***** Extracted records
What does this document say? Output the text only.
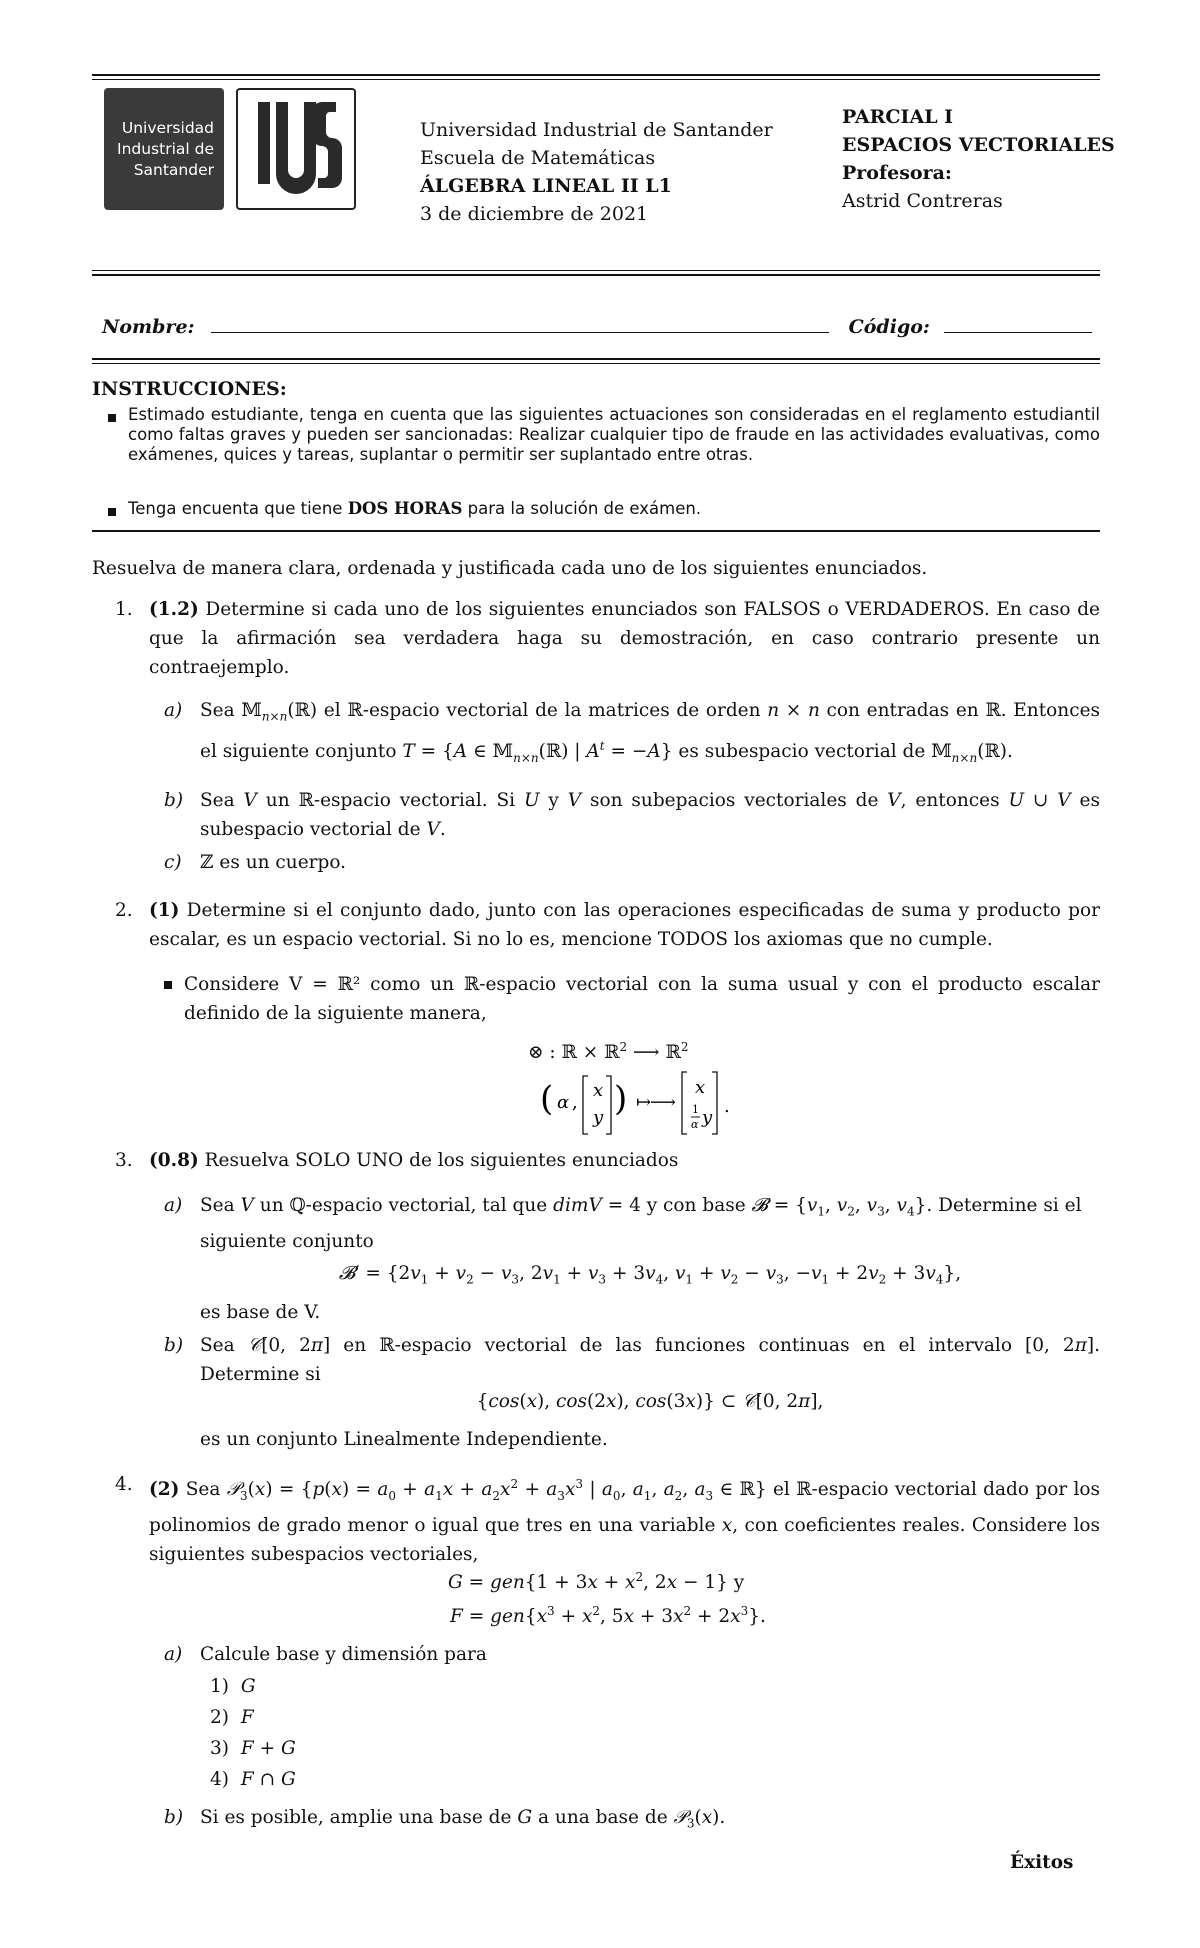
Universidad
Industrial de
Santander
Universidad Industrial de Santander
Escuela de Matemáticas
ÁLGEBRA LINEAL II L1
3 de diciembre de 2021
PARCIAL I
ESPACIOS VECTORIALES
Profesora:
Astrid Contreras
Nombre:	Código:
INSTRUCCIONES:
Estimado estudiante, tenga en cuenta que las siguientes actuaciones son consideradas en el reglamento estudiantil como faltas graves y pueden ser sancionadas: Realizar cualquier tipo de fraude en las actividades evaluativas, como exámenes, quices y tareas, suplantar o permitir ser suplantado entre otras.
Tenga encuenta que tiene DOS HORAS para la solución de exámen.
Resuelva de manera clara, ordenada y justificada cada uno de los siguientes enunciados.
1. (1.2) Determine si cada uno de los siguientes enunciados son FALSOS o VERDADEROS. En caso de que la afirmación sea verdadera haga su demostración, en caso contrario presente un contraejemplo.
a) Sea 𝕄$_{n\times n}$(ℝ) el ℝ-espacio vectorial de la matrices de orden n × n con entradas en ℝ. Entonces el siguiente conjunto T = {A ∈ 𝕄$_{n\times n}$(ℝ) | $A^t = -A$} es subespacio vectorial de 𝕄$_{n\times n}$(ℝ).
b) Sea V un ℝ-espacio vectorial. Si U y V son subepacios vectoriales de V, entonces U ∪ V es subespacio vectorial de V.
c) ℤ es un cuerpo.
2. (1) Determine si el conjunto dado, junto con las operaciones especificadas de suma y producto por escalar, es un espacio vectorial. Si no lo es, mencione TODOS los axiomas que no cumple.
Considere V = ℝ² como un ℝ-espacio vectorial con la suma usual y con el producto escalar definido de la siguiente manera,
⊗ : ℝ × ℝ$^2$ ⟶ ℝ$^2$
( α ,
x
y ) ↦
⟶
x
1
α y
.
3. (0.8) Resuelva SOLO UNO de los siguientes enunciados
a) Sea V un ℚ-espacio vectorial, tal que dimV = 4 y con base 𝓑 = {$v_1$, $v_2$, $v_3$, $v_4$}. Determine si el siguiente conjunto
𝓑′ = {$2v_1 + v_2 - v_3$, $2v_1 + v_3 + 3v_4$, $v_1 + v_2 - v_3$, $-v_1 + 2v_2 + 3v_4$},
es base de V.
b) Sea 𝒞[0, 2π] en ℝ-espacio vectorial de las funciones continuas en el intervalo [0, 2π]. Determine si
{cos(x), cos(2x), cos(3x)} ⊂ 𝒞[0, 2π],
es un conjunto Linealmente Independiente.
4. (2) Sea 𝒫$_3$(x) = {$p(x) = a_0 + a_1x + a_2x^2 + a_3x^3$ | $a_0$, $a_1$, $a_2$, $a_3$ ∈ ℝ} el ℝ-espacio vectorial dado por los polinomios de grado menor o igual que tres en una variable x, con coeficientes reales. Considere los siguientes subespacios vectoriales,
$G = gen\{1 + 3x + x^2$, 2x − 1} y
$F = gen\{x^3 + x^2$, $5x + 3x^2 + 2x^3$}.
a) Calcule base y dimensión para
1) G
2) F
3) F + G
4) F ∩ G
b) Si es posible, amplie una base de G a una base de 𝒫$_3$(x).
Éxitos
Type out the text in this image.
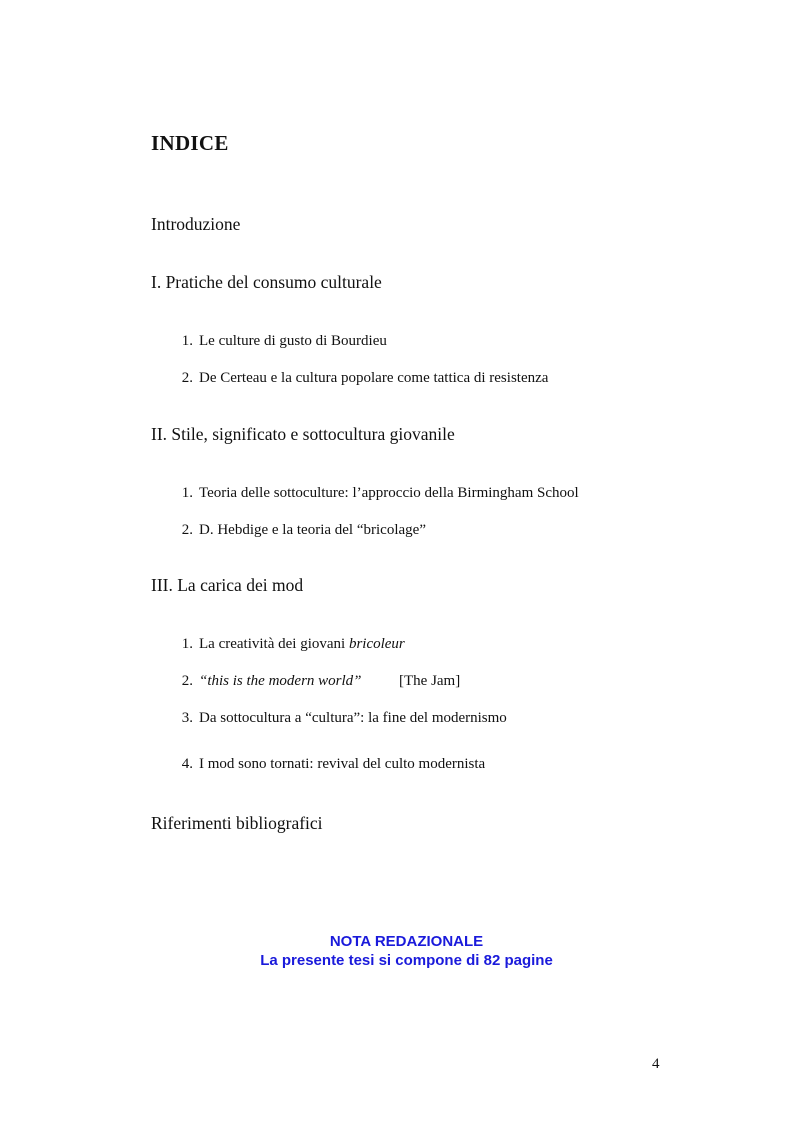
INDICE
Introduzione
I. Pratiche del consumo culturale
1. Le culture di gusto di Bourdieu
2. De Certeau e la cultura popolare come tattica di resistenza
II. Stile, significato e sottocultura giovanile
1. Teoria delle sottoculture: l’approccio della Birmingham School
2. D. Hebdige e la teoria del “bricolage”
III. La carica dei mod
1. La creatività dei giovani bricoleur
2. “this is the modern world” [The Jam]
3. Da sottocultura a “cultura”: la fine del modernismo
4. I mod sono tornati: revival del culto modernista
Riferimenti bibliografici
NOTA REDAZIONALE
La presente tesi si compone di 82 pagine
4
**********
### What you will do
Transcribe all the records above word for word, without their images.

### Written response
What does this document say? Output the text only.
Universidad
Industrial de
Santander
Universidad Industrial de Santander
Escuela de Matemáticas
ÁLGEBRA LINEAL II L1
3 de diciembre de 2021
PARCIAL I
ESPACIOS VECTORIALES
Profesora:
Astrid Contreras
Nombre:	Código:
INSTRUCCIONES:
Estimado estudiante, tenga en cuenta que las siguientes actuaciones son consideradas en el reglamento estudiantil como faltas graves y pueden ser sancionadas: Realizar cualquier tipo de fraude en las actividades evaluativas, como exámenes, quices y tareas, suplantar o permitir ser suplantado entre otras.
Tenga encuenta que tiene DOS HORAS para la solución de exámen.
Resuelva de manera clara, ordenada y justificada cada uno de los siguientes enunciados.
1. (1.2) Determine si cada uno de los siguientes enunciados son FALSOS o VERDADEROS. En caso de que la afirmación sea verdadera haga su demostración, en caso contrario presente un contraejemplo.
a) Sea 𝕄$_{n\times n}$(ℝ) el ℝ-espacio vectorial de la matrices de orden n × n con entradas en ℝ. Entonces el siguiente conjunto T = {A ∈ 𝕄$_{n\times n}$(ℝ) | $A^t = -A$} es subespacio vectorial de 𝕄$_{n\times n}$(ℝ).
b) Sea V un ℝ-espacio vectorial. Si U y V son subepacios vectoriales de V, entonces U ∪ V es subespacio vectorial de V.
c) ℤ es un cuerpo.
2. (1) Determine si el conjunto dado, junto con las operaciones especificadas de suma y producto por escalar, es un espacio vectorial. Si no lo es, mencione TODOS los axiomas que no cumple.
Considere V = ℝ² como un ℝ-espacio vectorial con la suma usual y con el producto escalar definido de la siguiente manera,
⊗ : ℝ × ℝ$^2$ ⟶ ℝ$^2$
( α ,
x
y ) ↦
⟶
x
1
α y
.
3. (0.8) Resuelva SOLO UNO de los siguientes enunciados
a) Sea V un ℚ-espacio vectorial, tal que dimV = 4 y con base 𝓑 = {$v_1$, $v_2$, $v_3$, $v_4$}. Determine si el siguiente conjunto
𝓑′ = {$2v_1 + v_2 - v_3$, $2v_1 + v_3 + 3v_4$, $v_1 + v_2 - v_3$, $-v_1 + 2v_2 + 3v_4$},
es base de V.
b) Sea 𝒞[0, 2π] en ℝ-espacio vectorial de las funciones continuas en el intervalo [0, 2π]. Determine si
{cos(x), cos(2x), cos(3x)} ⊂ 𝒞[0, 2π],
es un conjunto Linealmente Independiente.
4. (2) Sea 𝒫$_3$(x) = {$p(x) = a_0 + a_1x + a_2x^2 + a_3x^3$ | $a_0$, $a_1$, $a_2$, $a_3$ ∈ ℝ} el ℝ-espacio vectorial dado por los polinomios de grado menor o igual que tres en una variable x, con coeficientes reales. Considere los siguientes subespacios vectoriales,
$G = gen\{1 + 3x + x^2$, 2x − 1} y
$F = gen\{x^3 + x^2$, $5x + 3x^2 + 2x^3$}.
a) Calcule base y dimensión para
1) G
2) F
3) F + G
4) F ∩ G
b) Si es posible, amplie una base de G a una base de 𝒫$_3$(x).
Éxitos
Type out the text in this image.
INDICE
Introduzione
I. Pratiche del consumo culturale
1. Le culture di gusto di Bourdieu
2. De Certeau e la cultura popolare come tattica di resistenza
II. Stile, significato e sottocultura giovanile
1. Teoria delle sottoculture: l’approccio della Birmingham School
2. D. Hebdige e la teoria del “bricolage”
III. La carica dei mod
1. La creatività dei giovani bricoleur
2. “this is the modern world” [The Jam]
3. Da sottocultura a “cultura”: la fine del modernismo
4. I mod sono tornati: revival del culto modernista
Riferimenti bibliografici
NOTA REDAZIONALE
La presente tesi si compone di 82 pagine
4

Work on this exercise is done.